**JOB**. Read the material below. Count the lines containing "screenshot" and give that count alone.

[Data listing]
----------

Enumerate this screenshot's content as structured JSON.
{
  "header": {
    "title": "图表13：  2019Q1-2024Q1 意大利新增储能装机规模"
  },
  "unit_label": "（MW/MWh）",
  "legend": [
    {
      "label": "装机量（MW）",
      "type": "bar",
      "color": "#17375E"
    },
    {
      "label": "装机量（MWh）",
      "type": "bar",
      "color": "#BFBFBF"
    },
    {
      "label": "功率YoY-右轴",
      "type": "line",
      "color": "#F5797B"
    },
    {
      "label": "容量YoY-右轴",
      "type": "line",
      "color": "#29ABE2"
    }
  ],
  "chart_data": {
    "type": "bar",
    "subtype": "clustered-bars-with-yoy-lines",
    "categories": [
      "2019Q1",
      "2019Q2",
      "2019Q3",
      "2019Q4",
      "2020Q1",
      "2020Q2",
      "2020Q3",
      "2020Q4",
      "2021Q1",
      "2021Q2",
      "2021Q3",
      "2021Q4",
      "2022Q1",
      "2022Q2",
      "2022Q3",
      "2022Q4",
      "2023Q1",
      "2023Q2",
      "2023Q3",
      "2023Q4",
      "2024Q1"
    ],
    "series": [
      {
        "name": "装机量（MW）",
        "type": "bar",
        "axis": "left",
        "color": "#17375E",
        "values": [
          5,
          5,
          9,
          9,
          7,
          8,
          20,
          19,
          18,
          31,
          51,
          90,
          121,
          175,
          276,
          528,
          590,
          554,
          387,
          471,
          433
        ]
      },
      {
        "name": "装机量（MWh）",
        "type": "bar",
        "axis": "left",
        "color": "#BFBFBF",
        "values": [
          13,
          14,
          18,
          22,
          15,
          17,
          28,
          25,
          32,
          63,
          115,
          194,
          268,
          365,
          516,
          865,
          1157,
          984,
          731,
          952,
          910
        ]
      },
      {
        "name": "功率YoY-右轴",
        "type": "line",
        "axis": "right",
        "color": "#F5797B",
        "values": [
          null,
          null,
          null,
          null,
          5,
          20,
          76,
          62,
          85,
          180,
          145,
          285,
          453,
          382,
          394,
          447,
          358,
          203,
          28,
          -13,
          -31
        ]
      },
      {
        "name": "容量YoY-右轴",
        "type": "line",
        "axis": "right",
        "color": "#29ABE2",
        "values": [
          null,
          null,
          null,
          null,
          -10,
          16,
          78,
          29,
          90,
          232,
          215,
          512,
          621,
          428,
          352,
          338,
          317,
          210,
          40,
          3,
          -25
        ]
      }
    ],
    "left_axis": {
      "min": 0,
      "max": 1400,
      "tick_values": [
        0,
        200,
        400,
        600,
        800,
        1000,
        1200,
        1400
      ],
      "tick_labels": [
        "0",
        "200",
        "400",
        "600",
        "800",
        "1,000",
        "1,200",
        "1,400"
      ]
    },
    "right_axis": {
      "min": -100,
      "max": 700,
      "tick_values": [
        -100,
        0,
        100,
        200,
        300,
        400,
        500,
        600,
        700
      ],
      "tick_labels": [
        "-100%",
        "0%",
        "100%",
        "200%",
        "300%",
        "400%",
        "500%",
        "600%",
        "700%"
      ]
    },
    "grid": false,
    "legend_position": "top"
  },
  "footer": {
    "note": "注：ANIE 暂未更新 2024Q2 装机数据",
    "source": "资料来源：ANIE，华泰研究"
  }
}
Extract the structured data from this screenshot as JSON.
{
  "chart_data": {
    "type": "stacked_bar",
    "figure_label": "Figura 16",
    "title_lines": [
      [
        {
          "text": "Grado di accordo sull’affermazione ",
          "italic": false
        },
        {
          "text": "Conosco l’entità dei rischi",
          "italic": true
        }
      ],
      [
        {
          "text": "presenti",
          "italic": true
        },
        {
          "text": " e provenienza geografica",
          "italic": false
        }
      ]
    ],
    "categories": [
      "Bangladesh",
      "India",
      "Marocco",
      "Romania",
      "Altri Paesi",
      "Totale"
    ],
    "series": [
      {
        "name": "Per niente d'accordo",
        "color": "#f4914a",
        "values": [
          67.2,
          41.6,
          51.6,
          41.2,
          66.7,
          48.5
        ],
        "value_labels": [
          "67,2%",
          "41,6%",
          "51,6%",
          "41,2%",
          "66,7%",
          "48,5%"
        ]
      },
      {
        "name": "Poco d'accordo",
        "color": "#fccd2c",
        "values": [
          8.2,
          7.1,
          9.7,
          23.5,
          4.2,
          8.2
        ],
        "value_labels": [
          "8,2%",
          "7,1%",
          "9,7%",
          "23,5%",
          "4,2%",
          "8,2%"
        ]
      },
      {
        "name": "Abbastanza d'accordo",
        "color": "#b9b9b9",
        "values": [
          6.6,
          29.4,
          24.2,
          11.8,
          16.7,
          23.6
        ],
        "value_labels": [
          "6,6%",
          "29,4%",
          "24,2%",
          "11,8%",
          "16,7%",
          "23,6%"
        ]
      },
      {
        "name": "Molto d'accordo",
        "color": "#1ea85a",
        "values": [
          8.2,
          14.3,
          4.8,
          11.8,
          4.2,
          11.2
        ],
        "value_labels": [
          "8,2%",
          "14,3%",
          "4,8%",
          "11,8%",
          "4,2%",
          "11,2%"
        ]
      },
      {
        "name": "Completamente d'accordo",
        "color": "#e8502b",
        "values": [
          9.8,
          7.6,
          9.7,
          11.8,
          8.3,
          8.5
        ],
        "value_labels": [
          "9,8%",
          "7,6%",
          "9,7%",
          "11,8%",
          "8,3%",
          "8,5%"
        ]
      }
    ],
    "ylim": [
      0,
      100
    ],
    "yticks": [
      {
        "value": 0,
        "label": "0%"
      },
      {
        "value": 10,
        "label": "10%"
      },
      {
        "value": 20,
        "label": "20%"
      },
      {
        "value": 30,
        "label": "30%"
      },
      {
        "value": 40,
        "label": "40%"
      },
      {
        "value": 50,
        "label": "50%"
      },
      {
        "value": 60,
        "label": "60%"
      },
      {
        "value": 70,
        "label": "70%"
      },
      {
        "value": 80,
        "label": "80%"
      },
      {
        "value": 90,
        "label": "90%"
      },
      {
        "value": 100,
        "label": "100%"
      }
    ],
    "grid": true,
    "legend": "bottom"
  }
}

----------

**WRITTEN REPLY**. 2